Task statement
Give the number of lines in the data that hold the word "Saraçhane", and nothing else.

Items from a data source
══════════════════════════════

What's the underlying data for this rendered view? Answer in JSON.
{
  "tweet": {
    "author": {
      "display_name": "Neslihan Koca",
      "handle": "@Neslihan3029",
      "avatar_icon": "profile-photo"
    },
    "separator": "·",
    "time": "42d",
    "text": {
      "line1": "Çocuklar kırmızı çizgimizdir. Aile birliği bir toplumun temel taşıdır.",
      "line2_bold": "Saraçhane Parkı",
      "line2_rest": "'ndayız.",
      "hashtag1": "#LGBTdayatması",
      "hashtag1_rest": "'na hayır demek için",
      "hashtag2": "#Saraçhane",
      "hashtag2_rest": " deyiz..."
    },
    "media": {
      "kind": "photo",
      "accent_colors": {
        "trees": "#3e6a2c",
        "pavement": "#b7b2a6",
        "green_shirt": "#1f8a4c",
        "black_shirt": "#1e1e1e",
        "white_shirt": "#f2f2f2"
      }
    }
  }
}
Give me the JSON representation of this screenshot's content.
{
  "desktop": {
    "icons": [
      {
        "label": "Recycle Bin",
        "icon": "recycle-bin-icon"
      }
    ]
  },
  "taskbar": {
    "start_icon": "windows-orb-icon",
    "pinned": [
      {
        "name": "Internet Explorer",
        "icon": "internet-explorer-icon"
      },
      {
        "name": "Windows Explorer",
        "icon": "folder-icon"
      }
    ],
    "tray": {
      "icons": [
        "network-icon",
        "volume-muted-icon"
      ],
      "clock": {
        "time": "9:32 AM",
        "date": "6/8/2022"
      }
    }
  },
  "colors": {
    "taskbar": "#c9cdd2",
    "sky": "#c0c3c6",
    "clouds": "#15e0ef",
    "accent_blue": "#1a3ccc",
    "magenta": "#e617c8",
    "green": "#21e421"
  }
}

══════════════════════════════

Full response
2